The task: Reproduce the data below verbatim, keeping every line and character unchanged.

Raw data:

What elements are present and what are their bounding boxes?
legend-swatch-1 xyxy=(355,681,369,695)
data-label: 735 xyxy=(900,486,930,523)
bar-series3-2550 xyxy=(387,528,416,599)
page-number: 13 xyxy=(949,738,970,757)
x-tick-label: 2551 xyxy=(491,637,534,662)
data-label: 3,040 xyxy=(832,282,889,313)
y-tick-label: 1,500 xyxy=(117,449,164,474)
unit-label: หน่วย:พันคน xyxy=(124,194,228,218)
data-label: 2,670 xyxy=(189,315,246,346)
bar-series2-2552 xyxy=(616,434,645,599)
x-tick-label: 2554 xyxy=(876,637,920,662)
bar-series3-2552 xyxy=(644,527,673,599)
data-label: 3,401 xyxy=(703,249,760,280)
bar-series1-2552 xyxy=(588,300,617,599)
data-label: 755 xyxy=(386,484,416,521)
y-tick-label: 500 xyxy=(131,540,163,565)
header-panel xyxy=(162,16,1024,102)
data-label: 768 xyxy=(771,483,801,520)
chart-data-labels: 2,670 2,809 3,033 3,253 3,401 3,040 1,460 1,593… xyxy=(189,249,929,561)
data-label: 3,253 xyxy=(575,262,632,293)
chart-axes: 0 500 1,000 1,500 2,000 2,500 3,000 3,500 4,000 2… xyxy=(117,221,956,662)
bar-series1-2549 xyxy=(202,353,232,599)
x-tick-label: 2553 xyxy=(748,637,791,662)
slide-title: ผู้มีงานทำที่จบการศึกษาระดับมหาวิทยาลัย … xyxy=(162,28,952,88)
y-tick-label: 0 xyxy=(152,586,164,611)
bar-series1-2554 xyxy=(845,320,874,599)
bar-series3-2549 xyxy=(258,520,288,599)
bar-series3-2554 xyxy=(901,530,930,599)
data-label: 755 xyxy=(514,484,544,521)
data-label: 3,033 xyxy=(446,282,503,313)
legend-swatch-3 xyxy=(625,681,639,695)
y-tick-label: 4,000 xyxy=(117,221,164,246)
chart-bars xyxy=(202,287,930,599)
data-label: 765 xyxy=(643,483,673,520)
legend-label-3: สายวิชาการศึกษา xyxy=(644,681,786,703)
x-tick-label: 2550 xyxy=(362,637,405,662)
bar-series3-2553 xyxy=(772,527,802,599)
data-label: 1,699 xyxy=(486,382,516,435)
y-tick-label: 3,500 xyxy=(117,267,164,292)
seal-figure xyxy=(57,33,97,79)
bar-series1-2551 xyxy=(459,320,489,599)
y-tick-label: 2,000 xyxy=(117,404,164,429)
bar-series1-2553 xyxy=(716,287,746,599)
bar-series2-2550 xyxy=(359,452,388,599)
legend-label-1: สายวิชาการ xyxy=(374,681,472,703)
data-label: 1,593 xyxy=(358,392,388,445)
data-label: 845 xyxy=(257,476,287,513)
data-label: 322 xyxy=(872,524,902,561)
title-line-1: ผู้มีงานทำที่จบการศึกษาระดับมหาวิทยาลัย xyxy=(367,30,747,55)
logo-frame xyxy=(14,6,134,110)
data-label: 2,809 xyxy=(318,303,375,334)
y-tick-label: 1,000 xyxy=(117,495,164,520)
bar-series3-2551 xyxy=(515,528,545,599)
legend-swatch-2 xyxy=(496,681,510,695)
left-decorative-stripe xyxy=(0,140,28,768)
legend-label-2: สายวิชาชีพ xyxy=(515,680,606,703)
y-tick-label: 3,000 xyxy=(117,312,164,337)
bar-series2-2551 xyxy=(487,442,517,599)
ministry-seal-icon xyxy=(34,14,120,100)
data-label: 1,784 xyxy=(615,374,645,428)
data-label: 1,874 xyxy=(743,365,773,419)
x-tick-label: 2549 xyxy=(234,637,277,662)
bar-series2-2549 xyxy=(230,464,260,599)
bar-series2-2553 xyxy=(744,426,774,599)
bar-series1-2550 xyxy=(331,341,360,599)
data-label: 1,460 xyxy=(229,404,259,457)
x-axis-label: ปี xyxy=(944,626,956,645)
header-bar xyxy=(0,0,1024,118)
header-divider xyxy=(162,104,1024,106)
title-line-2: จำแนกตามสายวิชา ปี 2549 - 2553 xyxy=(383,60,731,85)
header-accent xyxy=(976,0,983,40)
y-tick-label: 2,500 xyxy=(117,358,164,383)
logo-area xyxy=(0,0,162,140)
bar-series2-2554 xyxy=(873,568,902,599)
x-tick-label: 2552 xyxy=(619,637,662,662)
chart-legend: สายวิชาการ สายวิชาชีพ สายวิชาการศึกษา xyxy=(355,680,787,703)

Output for this task:
What elements are present and what are their bounding boxes?
legend-swatch-1 xyxy=(355,681,369,695)
data-label: 735 xyxy=(900,486,930,523)
bar-series3-2550 xyxy=(387,528,416,599)
page-number: 13 xyxy=(949,738,970,757)
x-tick-label: 2551 xyxy=(491,637,534,662)
data-label: 3,040 xyxy=(832,282,889,313)
y-tick-label: 1,500 xyxy=(117,449,164,474)
unit-label: หน่วย:พันคน xyxy=(124,194,228,218)
data-label: 2,670 xyxy=(189,315,246,346)
bar-series2-2552 xyxy=(616,434,645,599)
x-tick-label: 2554 xyxy=(876,637,920,662)
bar-series3-2552 xyxy=(644,527,673,599)
data-label: 3,401 xyxy=(703,249,760,280)
bar-series1-2552 xyxy=(588,300,617,599)
data-label: 755 xyxy=(386,484,416,521)
y-tick-label: 500 xyxy=(131,540,163,565)
header-panel xyxy=(162,16,1024,102)
data-label: 768 xyxy=(771,483,801,520)
chart-data-labels: 2,670 2,809 3,033 3,253 3,401 3,040 1,460 1,593… xyxy=(189,249,929,561)
data-label: 3,253 xyxy=(575,262,632,293)
chart-axes: 0 500 1,000 1,500 2,000 2,500 3,000 3,500 4,000 2… xyxy=(117,221,956,662)
bar-series1-2549 xyxy=(202,353,232,599)
x-tick-label: 2553 xyxy=(748,637,791,662)
slide-title: ผู้มีงานทำที่จบการศึกษาระดับมหาวิทยาลัย … xyxy=(162,28,952,88)
y-tick-label: 0 xyxy=(152,586,164,611)
bar-series1-2554 xyxy=(845,320,874,599)
bar-series3-2549 xyxy=(258,520,288,599)
bar-series3-2554 xyxy=(901,530,930,599)
data-label: 755 xyxy=(514,484,544,521)
data-label: 3,033 xyxy=(446,282,503,313)
legend-swatch-3 xyxy=(625,681,639,695)
y-tick-label: 4,000 xyxy=(117,221,164,246)
chart-bars xyxy=(202,287,930,599)
data-label: 765 xyxy=(643,483,673,520)
legend-label-3: สายวิชาการศึกษา xyxy=(644,681,786,703)
x-tick-label: 2550 xyxy=(362,637,405,662)
bar-series3-2553 xyxy=(772,527,802,599)
data-label: 1,699 xyxy=(486,382,516,435)
y-tick-label: 3,500 xyxy=(117,267,164,292)
seal-figure xyxy=(57,33,97,79)
bar-series1-2551 xyxy=(459,320,489,599)
y-tick-label: 2,000 xyxy=(117,404,164,429)
bar-series1-2553 xyxy=(716,287,746,599)
bar-series2-2550 xyxy=(359,452,388,599)
legend-label-1: สายวิชาการ xyxy=(374,681,472,703)
data-label: 1,593 xyxy=(358,392,388,445)
data-label: 845 xyxy=(257,476,287,513)
data-label: 322 xyxy=(872,524,902,561)
title-line-1: ผู้มีงานทำที่จบการศึกษาระดับมหาวิทยาลัย xyxy=(367,30,747,55)
logo-frame xyxy=(14,6,134,110)
data-label: 2,809 xyxy=(318,303,375,334)
y-tick-label: 1,000 xyxy=(117,495,164,520)
bar-series3-2551 xyxy=(515,528,545,599)
legend-swatch-2 xyxy=(496,681,510,695)
left-decorative-stripe xyxy=(0,140,28,768)
legend-label-2: สายวิชาชีพ xyxy=(515,680,606,703)
y-tick-label: 3,000 xyxy=(117,312,164,337)
bar-series2-2551 xyxy=(487,442,517,599)
ministry-seal-icon xyxy=(34,14,120,100)
data-label: 1,784 xyxy=(615,374,645,428)
data-label: 1,874 xyxy=(743,365,773,419)
x-tick-label: 2549 xyxy=(234,637,277,662)
bar-series2-2549 xyxy=(230,464,260,599)
bar-series2-2553 xyxy=(744,426,774,599)
bar-series1-2550 xyxy=(331,341,360,599)
data-label: 1,460 xyxy=(229,404,259,457)
x-axis-label: ปี xyxy=(944,626,956,645)
header-bar xyxy=(0,0,1024,118)
header-divider xyxy=(162,104,1024,106)
title-line-2: จำแนกตามสายวิชา ปี 2549 - 2553 xyxy=(383,60,731,85)
header-accent xyxy=(976,0,983,40)
y-tick-label: 2,500 xyxy=(117,358,164,383)
logo-area xyxy=(0,0,162,140)
bar-series2-2554 xyxy=(873,568,902,599)
x-tick-label: 2552 xyxy=(619,637,662,662)
chart-legend: สายวิชาการ สายวิชาชีพ สายวิชาการศึกษา xyxy=(355,680,787,703)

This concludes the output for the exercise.